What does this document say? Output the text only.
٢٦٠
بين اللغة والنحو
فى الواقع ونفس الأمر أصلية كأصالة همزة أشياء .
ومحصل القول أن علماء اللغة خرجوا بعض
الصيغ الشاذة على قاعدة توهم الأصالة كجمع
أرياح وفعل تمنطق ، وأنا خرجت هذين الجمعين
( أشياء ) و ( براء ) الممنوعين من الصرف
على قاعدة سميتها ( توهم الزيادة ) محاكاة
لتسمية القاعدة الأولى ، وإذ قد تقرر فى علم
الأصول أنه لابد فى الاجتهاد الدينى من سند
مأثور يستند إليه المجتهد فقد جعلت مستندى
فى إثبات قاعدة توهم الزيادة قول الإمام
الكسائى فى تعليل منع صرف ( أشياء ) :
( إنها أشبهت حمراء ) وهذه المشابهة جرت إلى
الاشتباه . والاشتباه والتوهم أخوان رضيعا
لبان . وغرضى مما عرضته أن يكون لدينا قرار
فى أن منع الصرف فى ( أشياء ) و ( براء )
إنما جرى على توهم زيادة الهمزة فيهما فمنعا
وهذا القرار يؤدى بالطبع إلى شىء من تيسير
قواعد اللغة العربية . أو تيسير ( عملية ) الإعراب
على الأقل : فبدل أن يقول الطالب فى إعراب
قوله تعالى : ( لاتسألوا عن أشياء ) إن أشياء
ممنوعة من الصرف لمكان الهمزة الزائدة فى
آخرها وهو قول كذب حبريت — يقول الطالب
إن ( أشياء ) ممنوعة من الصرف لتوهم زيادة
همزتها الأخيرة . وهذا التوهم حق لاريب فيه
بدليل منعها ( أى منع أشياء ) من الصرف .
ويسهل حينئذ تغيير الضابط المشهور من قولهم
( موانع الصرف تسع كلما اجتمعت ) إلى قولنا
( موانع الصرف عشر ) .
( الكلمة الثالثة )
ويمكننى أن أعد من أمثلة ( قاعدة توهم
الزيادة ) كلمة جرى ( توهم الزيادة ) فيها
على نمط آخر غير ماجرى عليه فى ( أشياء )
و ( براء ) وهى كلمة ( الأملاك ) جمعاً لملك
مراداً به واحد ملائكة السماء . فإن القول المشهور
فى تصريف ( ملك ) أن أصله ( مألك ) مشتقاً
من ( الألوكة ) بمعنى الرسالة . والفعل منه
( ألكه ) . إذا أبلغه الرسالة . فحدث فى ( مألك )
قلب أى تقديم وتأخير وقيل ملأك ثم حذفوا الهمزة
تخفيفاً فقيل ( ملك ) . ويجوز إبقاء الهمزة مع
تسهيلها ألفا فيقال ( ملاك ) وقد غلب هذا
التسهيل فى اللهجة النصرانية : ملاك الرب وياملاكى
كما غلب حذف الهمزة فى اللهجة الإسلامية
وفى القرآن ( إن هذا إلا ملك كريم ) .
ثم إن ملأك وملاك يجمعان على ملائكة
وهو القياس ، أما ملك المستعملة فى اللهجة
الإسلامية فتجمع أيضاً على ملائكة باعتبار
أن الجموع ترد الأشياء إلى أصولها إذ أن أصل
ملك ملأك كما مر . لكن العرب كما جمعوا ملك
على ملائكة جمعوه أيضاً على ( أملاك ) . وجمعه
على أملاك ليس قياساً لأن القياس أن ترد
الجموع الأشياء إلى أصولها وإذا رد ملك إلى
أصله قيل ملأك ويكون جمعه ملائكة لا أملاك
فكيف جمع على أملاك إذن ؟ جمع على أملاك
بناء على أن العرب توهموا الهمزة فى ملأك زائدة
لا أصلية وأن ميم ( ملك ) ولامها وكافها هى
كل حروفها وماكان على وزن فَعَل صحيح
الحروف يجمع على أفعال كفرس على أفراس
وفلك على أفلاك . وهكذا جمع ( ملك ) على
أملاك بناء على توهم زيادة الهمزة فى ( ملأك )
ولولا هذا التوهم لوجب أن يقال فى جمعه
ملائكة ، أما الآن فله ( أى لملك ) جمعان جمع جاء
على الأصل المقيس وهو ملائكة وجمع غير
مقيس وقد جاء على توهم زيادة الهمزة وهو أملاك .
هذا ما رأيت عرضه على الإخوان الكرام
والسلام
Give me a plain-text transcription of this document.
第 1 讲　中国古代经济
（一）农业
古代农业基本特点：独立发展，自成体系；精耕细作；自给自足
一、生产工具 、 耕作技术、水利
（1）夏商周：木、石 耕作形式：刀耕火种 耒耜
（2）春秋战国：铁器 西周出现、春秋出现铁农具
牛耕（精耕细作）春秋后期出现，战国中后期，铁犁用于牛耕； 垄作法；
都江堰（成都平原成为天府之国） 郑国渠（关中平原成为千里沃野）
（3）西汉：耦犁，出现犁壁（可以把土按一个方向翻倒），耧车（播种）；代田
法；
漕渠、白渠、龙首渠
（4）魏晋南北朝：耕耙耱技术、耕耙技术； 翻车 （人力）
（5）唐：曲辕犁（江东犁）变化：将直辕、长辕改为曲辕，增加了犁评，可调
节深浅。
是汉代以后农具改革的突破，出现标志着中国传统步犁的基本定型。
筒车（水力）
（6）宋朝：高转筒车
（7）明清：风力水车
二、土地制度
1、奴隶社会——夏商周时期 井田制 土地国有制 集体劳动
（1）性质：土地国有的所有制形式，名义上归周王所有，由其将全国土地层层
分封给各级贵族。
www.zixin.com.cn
________
- [TASK OBJECTIVE]
Check every line of the data, and copy the ones that contain "text".

- [RESULT FOR THIS EXERCISE]
What does this document say? Output the text only.
Give me a plain-text transcription of this document.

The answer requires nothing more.